* BEGIN SUPPLIED MATERIAL *

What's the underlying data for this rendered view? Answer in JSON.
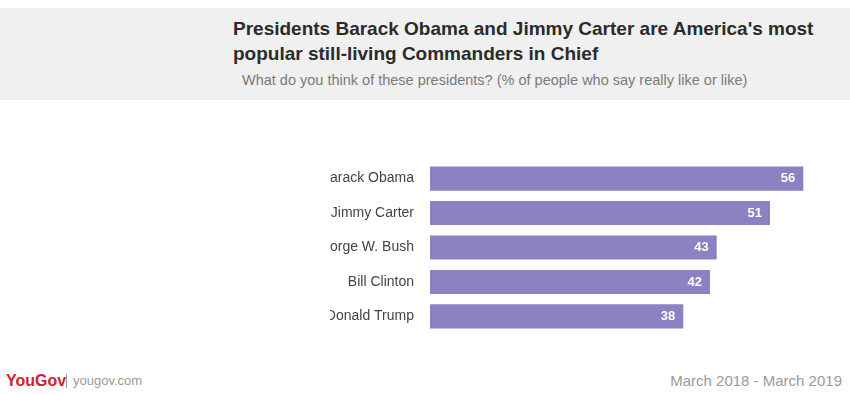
{
  "chart_data": {
    "type": "bar",
    "orientation": "horizontal",
    "title": "Presidents Barack Obama and Jimmy Carter are America's most popular still-living Commanders in Chief",
    "subtitle": "What do you think of these presidents? (% of people who say really like or like)",
    "categories": [
      "Barack Obama",
      "Jimmy Carter",
      "George W. Bush",
      "Bill Clinton",
      "Donald Trump"
    ],
    "values": [
      56,
      51,
      43,
      42,
      38
    ],
    "color": "#8d80c3",
    "xlim": [
      0,
      60
    ],
    "grid": false,
    "tick_labels": "y",
    "data_labels": true,
    "annotations": [
      "YouGov",
      "yougov.com",
      "March 2018 - March 2019"
    ]
  }
}
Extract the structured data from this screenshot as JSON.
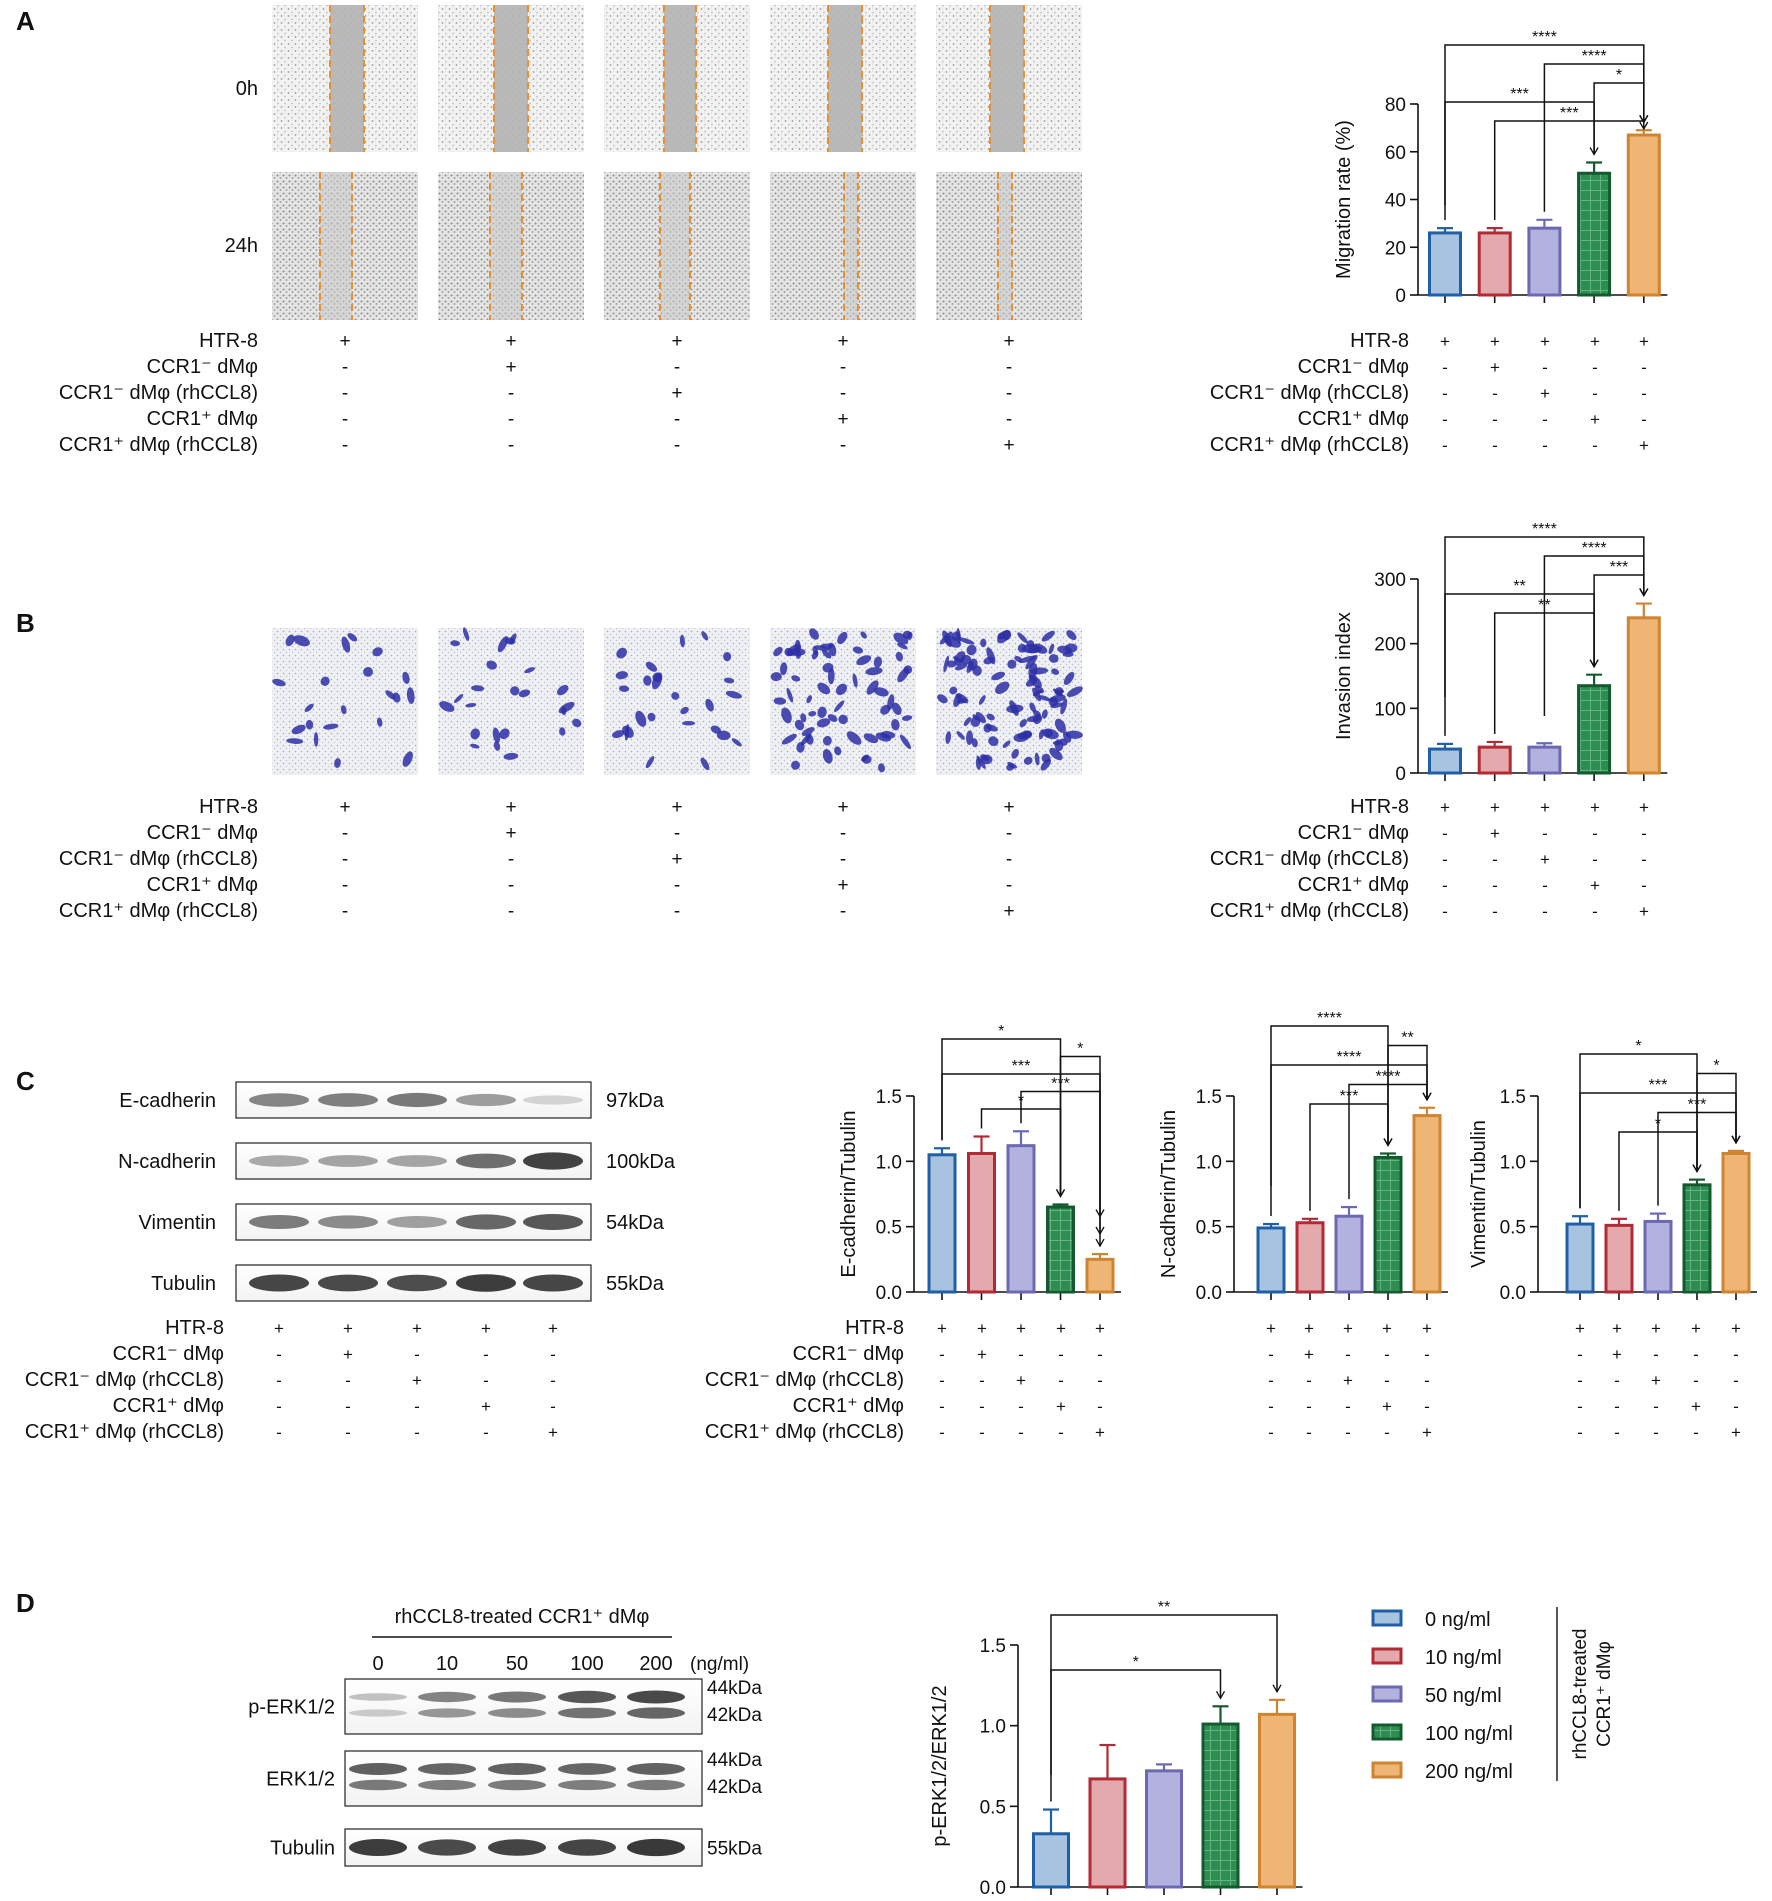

* END SUPPLIED MATERIAL *

### [STATED EXERCISE]
Print the entries above exactly, taking out only the pictures.

### [THE SOLUTION]
What's the underlying data for this rendered view? Answer in JSON.
{
  "chart_data": {
    "type": "bar",
    "orientation": "horizontal",
    "title": "Presidents Barack Obama and Jimmy Carter are America's most popular still-living Commanders in Chief",
    "subtitle": "What do you think of these presidents? (% of people who say really like or like)",
    "categories": [
      "Barack Obama",
      "Jimmy Carter",
      "George W. Bush",
      "Bill Clinton",
      "Donald Trump"
    ],
    "values": [
      56,
      51,
      43,
      42,
      38
    ],
    "color": "#8d80c3",
    "xlim": [
      0,
      60
    ],
    "grid": false,
    "tick_labels": "y",
    "data_labels": true,
    "annotations": [
      "YouGov",
      "yougov.com",
      "March 2018 - March 2019"
    ]
  }
}
Extract the structured data from this screenshot as JSON.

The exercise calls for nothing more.